§ **TASK DIRECTIONS**
Transcribe the data that follows precisely, omitting nothing.

<<<<

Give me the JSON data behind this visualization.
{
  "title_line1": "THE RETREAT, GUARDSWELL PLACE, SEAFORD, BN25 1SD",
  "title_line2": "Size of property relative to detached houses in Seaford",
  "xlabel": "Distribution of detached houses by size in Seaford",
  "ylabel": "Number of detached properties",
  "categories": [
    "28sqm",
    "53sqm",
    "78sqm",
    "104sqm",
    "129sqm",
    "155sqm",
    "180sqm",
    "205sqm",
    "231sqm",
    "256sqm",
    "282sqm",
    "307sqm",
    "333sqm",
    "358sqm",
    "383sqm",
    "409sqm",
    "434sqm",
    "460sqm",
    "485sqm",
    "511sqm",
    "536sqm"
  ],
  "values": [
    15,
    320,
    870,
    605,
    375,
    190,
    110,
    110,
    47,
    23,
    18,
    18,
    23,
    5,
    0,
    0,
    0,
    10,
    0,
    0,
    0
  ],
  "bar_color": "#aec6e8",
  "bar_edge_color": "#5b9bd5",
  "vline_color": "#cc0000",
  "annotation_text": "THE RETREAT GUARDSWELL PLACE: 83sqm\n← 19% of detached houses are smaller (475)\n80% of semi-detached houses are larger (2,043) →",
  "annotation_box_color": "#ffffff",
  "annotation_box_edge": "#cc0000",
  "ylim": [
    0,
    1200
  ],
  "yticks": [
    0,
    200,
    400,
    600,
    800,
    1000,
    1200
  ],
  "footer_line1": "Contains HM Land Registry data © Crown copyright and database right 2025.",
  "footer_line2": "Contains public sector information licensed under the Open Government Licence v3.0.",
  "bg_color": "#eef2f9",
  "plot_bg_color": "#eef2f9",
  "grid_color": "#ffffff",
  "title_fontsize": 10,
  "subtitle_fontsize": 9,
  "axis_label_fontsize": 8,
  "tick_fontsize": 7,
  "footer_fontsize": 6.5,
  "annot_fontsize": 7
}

>>>>

§ **OUTPUT OF THE TASK**
Give me the JSON data behind this visualization.
{
  "title_line1": "THE RETREAT, GUARDSWELL PLACE, SEAFORD, BN25 1SD",
  "title_line2": "Size of property relative to detached houses in Seaford",
  "xlabel": "Distribution of detached houses by size in Seaford",
  "ylabel": "Number of detached properties",
  "categories": [
    "28sqm",
    "53sqm",
    "78sqm",
    "104sqm",
    "129sqm",
    "155sqm",
    "180sqm",
    "205sqm",
    "231sqm",
    "256sqm",
    "282sqm",
    "307sqm",
    "333sqm",
    "358sqm",
    "383sqm",
    "409sqm",
    "434sqm",
    "460sqm",
    "485sqm",
    "511sqm",
    "536sqm"
  ],
  "values": [
    15,
    320,
    870,
    605,
    375,
    190,
    110,
    110,
    47,
    23,
    18,
    18,
    23,
    5,
    0,
    0,
    0,
    10,
    0,
    0,
    0
  ],
  "bar_color": "#aec6e8",
  "bar_edge_color": "#5b9bd5",
  "vline_color": "#cc0000",
  "annotation_text": "THE RETREAT GUARDSWELL PLACE: 83sqm\n← 19% of detached houses are smaller (475)\n80% of semi-detached houses are larger (2,043) →",
  "annotation_box_color": "#ffffff",
  "annotation_box_edge": "#cc0000",
  "ylim": [
    0,
    1200
  ],
  "yticks": [
    0,
    200,
    400,
    600,
    800,
    1000,
    1200
  ],
  "footer_line1": "Contains HM Land Registry data © Crown copyright and database right 2025.",
  "footer_line2": "Contains public sector information licensed under the Open Government Licence v3.0.",
  "bg_color": "#eef2f9",
  "plot_bg_color": "#eef2f9",
  "grid_color": "#ffffff",
  "title_fontsize": 10,
  "subtitle_fontsize": 9,
  "axis_label_fontsize": 8,
  "tick_fontsize": 7,
  "footer_fontsize": 6.5,
  "annot_fontsize": 7
}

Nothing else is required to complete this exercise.